◆ **EXERCISE AIM**: The listing must be reproduced in full, exactly as it stands.

* BEGIN *

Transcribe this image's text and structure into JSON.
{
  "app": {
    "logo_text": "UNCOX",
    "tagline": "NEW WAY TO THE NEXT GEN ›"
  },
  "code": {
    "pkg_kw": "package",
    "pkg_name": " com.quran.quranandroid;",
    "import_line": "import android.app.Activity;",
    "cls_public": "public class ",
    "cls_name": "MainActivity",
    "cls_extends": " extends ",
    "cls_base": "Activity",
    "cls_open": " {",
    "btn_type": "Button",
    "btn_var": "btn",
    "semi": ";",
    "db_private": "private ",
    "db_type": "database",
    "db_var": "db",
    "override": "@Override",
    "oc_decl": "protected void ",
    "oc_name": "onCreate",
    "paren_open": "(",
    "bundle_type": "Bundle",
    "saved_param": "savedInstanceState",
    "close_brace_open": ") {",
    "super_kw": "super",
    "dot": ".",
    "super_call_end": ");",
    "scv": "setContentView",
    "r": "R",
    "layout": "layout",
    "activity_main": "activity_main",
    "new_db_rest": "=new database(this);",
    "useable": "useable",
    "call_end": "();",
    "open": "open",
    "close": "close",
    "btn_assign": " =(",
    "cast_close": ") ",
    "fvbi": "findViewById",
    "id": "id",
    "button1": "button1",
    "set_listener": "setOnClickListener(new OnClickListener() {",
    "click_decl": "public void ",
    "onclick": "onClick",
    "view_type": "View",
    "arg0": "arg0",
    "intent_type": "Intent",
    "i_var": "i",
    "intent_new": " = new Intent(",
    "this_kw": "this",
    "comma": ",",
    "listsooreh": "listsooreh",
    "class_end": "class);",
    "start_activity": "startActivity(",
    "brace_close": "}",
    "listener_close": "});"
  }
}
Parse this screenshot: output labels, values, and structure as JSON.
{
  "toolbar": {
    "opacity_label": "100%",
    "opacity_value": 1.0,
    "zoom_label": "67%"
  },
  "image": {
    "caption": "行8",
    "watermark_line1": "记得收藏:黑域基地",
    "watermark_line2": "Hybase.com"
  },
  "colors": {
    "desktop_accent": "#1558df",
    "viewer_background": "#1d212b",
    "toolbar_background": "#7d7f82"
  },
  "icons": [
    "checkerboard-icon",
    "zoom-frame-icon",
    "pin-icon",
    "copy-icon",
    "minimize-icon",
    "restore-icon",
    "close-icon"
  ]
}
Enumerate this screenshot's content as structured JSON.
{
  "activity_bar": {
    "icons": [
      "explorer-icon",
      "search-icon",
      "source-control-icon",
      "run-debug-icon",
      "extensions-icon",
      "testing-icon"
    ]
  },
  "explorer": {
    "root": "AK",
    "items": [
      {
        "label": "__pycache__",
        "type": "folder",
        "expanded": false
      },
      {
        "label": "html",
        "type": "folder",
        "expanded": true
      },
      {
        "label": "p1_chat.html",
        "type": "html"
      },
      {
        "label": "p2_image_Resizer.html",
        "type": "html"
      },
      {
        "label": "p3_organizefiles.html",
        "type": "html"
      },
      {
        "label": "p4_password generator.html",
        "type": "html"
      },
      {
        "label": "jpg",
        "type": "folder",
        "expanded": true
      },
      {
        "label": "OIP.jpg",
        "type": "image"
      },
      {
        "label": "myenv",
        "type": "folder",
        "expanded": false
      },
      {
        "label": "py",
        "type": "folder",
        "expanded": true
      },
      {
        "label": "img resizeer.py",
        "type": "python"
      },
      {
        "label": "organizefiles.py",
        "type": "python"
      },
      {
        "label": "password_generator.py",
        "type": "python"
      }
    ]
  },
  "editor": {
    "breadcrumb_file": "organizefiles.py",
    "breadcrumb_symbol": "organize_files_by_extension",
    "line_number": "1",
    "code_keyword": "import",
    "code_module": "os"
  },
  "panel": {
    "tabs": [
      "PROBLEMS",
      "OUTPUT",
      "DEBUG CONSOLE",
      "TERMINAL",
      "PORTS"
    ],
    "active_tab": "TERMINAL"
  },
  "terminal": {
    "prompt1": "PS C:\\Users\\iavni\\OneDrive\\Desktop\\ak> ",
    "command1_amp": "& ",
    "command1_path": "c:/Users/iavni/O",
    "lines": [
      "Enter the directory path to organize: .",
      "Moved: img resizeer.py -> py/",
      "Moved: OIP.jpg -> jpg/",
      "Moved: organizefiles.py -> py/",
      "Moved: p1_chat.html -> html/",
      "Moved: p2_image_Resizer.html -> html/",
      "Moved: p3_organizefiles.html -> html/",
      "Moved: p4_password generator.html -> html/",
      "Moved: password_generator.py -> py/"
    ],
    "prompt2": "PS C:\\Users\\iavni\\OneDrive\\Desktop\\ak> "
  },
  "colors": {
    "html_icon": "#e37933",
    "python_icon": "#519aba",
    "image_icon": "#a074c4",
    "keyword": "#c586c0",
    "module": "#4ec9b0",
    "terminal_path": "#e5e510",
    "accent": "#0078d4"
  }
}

* END *

◆ **OUTPUT BELOW**:
Transcribe this image's text and structure into JSON.
{
  "app": {
    "logo_text": "UNCOX",
    "tagline": "NEW WAY TO THE NEXT GEN ›"
  },
  "code": {
    "pkg_kw": "package",
    "pkg_name": " com.quran.quranandroid;",
    "import_line": "import android.app.Activity;",
    "cls_public": "public class ",
    "cls_name": "MainActivity",
    "cls_extends": " extends ",
    "cls_base": "Activity",
    "cls_open": " {",
    "btn_type": "Button",
    "btn_var": "btn",
    "semi": ";",
    "db_private": "private ",
    "db_type": "database",
    "db_var": "db",
    "override": "@Override",
    "oc_decl": "protected void ",
    "oc_name": "onCreate",
    "paren_open": "(",
    "bundle_type": "Bundle",
    "saved_param": "savedInstanceState",
    "close_brace_open": ") {",
    "super_kw": "super",
    "dot": ".",
    "super_call_end": ");",
    "scv": "setContentView",
    "r": "R",
    "layout": "layout",
    "activity_main": "activity_main",
    "new_db_rest": "=new database(this);",
    "useable": "useable",
    "call_end": "();",
    "open": "open",
    "close": "close",
    "btn_assign": " =(",
    "cast_close": ") ",
    "fvbi": "findViewById",
    "id": "id",
    "button1": "button1",
    "set_listener": "setOnClickListener(new OnClickListener() {",
    "click_decl": "public void ",
    "onclick": "onClick",
    "view_type": "View",
    "arg0": "arg0",
    "intent_type": "Intent",
    "i_var": "i",
    "intent_new": " = new Intent(",
    "this_kw": "this",
    "comma": ",",
    "listsooreh": "listsooreh",
    "class_end": "class);",
    "start_activity": "startActivity(",
    "brace_close": "}",
    "listener_close": "});"
  }
}
Parse this screenshot: output labels, values, and structure as JSON.
{
  "toolbar": {
    "opacity_label": "100%",
    "opacity_value": 1.0,
    "zoom_label": "67%"
  },
  "image": {
    "caption": "行8",
    "watermark_line1": "记得收藏:黑域基地",
    "watermark_line2": "Hybase.com"
  },
  "colors": {
    "desktop_accent": "#1558df",
    "viewer_background": "#1d212b",
    "toolbar_background": "#7d7f82"
  },
  "icons": [
    "checkerboard-icon",
    "zoom-frame-icon",
    "pin-icon",
    "copy-icon",
    "minimize-icon",
    "restore-icon",
    "close-icon"
  ]
}
Enumerate this screenshot's content as structured JSON.
{
  "activity_bar": {
    "icons": [
      "explorer-icon",
      "search-icon",
      "source-control-icon",
      "run-debug-icon",
      "extensions-icon",
      "testing-icon"
    ]
  },
  "explorer": {
    "root": "AK",
    "items": [
      {
        "label": "__pycache__",
        "type": "folder",
        "expanded": false
      },
      {
        "label": "html",
        "type": "folder",
        "expanded": true
      },
      {
        "label": "p1_chat.html",
        "type": "html"
      },
      {
        "label": "p2_image_Resizer.html",
        "type": "html"
      },
      {
        "label": "p3_organizefiles.html",
        "type": "html"
      },
      {
        "label": "p4_password generator.html",
        "type": "html"
      },
      {
        "label": "jpg",
        "type": "folder",
        "expanded": true
      },
      {
        "label": "OIP.jpg",
        "type": "image"
      },
      {
        "label": "myenv",
        "type": "folder",
        "expanded": false
      },
      {
        "label": "py",
        "type": "folder",
        "expanded": true
      },
      {
        "label": "img resizeer.py",
        "type": "python"
      },
      {
        "label": "organizefiles.py",
        "type": "python"
      },
      {
        "label": "password_generator.py",
        "type": "python"
      }
    ]
  },
  "editor": {
    "breadcrumb_file": "organizefiles.py",
    "breadcrumb_symbol": "organize_files_by_extension",
    "line_number": "1",
    "code_keyword": "import",
    "code_module": "os"
  },
  "panel": {
    "tabs": [
      "PROBLEMS",
      "OUTPUT",
      "DEBUG CONSOLE",
      "TERMINAL",
      "PORTS"
    ],
    "active_tab": "TERMINAL"
  },
  "terminal": {
    "prompt1": "PS C:\\Users\\iavni\\OneDrive\\Desktop\\ak> ",
    "command1_amp": "& ",
    "command1_path": "c:/Users/iavni/O",
    "lines": [
      "Enter the directory path to organize: .",
      "Moved: img resizeer.py -> py/",
      "Moved: OIP.jpg -> jpg/",
      "Moved: organizefiles.py -> py/",
      "Moved: p1_chat.html -> html/",
      "Moved: p2_image_Resizer.html -> html/",
      "Moved: p3_organizefiles.html -> html/",
      "Moved: p4_password generator.html -> html/",
      "Moved: password_generator.py -> py/"
    ],
    "prompt2": "PS C:\\Users\\iavni\\OneDrive\\Desktop\\ak> "
  },
  "colors": {
    "html_icon": "#e37933",
    "python_icon": "#519aba",
    "image_icon": "#a074c4",
    "keyword": "#c586c0",
    "module": "#4ec9b0",
    "terminal_path": "#e5e510",
    "accent": "#0078d4"
  }
}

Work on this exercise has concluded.